AIM: Go through the records and extract every line with the word "Investment".
================================
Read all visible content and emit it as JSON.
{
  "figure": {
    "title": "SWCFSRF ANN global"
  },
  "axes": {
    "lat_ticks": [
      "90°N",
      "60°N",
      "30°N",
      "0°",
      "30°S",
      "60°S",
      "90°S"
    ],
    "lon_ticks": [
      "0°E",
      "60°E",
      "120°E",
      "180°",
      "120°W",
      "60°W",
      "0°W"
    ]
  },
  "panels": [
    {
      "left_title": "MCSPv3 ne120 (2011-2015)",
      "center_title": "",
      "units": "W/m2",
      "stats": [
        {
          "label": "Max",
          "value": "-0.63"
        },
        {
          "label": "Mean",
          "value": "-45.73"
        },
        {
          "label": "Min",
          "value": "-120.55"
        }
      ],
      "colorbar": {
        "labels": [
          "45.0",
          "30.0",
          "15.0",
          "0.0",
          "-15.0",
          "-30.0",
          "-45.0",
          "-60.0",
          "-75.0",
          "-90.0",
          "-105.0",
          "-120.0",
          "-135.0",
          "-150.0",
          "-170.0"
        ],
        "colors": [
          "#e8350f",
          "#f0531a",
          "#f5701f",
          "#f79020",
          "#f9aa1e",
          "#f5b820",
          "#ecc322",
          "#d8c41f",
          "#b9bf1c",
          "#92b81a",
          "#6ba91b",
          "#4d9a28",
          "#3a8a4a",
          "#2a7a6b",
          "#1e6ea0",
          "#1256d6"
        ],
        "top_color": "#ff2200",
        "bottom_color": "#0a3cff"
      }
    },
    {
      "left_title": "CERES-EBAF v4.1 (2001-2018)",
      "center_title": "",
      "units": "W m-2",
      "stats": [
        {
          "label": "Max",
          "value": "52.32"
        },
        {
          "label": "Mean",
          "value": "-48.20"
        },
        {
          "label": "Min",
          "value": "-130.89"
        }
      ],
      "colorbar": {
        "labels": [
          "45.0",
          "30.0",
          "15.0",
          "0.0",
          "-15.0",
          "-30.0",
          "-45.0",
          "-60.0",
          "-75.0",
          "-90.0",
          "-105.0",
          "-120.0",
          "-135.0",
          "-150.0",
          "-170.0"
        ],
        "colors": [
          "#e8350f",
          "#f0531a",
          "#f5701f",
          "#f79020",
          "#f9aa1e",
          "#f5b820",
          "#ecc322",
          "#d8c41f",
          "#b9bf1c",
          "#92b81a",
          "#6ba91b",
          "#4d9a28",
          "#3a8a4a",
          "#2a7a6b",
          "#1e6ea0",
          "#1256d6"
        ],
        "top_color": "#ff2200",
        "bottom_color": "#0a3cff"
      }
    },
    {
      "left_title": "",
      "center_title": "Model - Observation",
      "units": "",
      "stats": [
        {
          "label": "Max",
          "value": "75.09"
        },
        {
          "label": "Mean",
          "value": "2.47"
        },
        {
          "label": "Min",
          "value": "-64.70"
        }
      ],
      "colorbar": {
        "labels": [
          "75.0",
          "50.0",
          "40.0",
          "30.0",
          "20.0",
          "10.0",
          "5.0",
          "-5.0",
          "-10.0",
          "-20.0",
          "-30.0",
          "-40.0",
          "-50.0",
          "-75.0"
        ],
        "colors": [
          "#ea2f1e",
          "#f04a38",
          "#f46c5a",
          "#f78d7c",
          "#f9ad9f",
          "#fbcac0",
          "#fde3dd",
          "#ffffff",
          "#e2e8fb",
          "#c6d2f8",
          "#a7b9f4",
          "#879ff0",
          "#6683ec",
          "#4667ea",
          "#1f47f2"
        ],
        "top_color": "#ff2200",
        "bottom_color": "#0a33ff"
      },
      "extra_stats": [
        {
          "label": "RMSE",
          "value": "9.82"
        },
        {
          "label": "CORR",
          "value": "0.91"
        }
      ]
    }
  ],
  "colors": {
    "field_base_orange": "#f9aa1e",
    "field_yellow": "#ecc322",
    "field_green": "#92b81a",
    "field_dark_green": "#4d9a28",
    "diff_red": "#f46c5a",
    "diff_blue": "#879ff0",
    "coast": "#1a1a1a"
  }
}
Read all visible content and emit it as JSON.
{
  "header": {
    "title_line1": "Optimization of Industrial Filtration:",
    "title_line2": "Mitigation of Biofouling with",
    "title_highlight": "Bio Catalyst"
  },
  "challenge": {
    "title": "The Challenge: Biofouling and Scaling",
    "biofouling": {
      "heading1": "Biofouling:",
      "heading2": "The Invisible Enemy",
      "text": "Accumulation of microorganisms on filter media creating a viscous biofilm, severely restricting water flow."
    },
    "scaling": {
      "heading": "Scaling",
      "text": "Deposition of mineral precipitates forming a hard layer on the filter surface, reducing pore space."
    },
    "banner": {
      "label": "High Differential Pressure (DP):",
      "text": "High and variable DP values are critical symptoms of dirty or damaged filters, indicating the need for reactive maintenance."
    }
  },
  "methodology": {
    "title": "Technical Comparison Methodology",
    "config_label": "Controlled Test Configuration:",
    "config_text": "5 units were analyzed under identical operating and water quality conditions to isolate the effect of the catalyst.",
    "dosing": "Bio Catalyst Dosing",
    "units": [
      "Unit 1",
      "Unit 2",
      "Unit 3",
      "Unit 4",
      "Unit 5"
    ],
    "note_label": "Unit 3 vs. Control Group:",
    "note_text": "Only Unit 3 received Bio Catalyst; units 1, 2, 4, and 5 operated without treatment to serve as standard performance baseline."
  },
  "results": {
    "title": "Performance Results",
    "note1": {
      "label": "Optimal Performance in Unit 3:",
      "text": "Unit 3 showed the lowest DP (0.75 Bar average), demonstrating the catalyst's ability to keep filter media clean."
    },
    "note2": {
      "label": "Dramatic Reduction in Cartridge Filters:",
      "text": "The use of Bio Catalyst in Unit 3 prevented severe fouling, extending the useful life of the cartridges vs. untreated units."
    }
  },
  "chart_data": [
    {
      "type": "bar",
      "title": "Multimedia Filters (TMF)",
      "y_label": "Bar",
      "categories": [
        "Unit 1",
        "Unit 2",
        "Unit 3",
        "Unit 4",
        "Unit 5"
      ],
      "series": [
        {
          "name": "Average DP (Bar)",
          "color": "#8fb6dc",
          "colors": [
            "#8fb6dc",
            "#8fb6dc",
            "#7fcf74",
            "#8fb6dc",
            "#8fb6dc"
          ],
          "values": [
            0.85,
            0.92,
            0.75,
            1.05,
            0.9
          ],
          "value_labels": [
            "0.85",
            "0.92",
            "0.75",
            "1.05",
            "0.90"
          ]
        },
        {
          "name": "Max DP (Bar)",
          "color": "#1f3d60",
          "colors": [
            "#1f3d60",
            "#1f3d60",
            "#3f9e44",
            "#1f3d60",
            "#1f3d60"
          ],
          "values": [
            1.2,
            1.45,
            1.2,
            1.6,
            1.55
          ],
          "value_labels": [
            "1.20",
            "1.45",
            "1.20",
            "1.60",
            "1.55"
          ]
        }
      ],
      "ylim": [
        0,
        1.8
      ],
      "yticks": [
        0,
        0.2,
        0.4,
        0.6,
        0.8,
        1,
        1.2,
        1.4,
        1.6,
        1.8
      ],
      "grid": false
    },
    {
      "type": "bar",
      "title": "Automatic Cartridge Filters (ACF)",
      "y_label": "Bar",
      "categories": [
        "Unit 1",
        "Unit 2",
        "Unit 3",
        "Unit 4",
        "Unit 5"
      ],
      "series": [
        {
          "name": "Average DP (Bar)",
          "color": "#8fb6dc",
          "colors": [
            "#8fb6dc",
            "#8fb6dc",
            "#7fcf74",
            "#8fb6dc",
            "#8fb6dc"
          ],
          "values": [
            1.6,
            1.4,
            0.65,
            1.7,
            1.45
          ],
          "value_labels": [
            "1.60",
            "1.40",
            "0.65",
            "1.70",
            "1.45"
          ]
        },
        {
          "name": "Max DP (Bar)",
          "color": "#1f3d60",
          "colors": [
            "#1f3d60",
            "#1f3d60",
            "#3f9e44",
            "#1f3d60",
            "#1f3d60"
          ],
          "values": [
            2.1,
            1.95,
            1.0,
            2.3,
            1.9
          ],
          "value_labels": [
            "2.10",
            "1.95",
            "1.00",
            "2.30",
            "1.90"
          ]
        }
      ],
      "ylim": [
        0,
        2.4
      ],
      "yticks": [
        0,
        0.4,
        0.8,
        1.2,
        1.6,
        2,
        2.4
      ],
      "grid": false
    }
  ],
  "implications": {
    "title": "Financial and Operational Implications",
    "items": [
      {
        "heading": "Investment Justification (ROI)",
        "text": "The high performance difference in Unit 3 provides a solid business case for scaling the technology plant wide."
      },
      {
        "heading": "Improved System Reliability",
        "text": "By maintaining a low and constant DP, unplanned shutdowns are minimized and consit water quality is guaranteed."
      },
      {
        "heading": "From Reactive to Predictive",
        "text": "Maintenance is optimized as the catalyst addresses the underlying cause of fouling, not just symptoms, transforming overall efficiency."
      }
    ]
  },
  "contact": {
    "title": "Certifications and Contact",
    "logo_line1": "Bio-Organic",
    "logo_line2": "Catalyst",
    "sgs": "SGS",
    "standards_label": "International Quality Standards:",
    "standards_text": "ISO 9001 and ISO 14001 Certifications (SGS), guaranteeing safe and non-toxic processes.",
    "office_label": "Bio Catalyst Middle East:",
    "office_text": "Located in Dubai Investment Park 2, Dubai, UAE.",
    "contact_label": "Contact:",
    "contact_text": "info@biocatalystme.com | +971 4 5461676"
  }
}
================================
RESPONSE TO THIS EXERCISE:
        "heading": "Investment Justification (ROI)",
    "office_text": "Located in Dubai Investment Park 2, Dubai, UAE.",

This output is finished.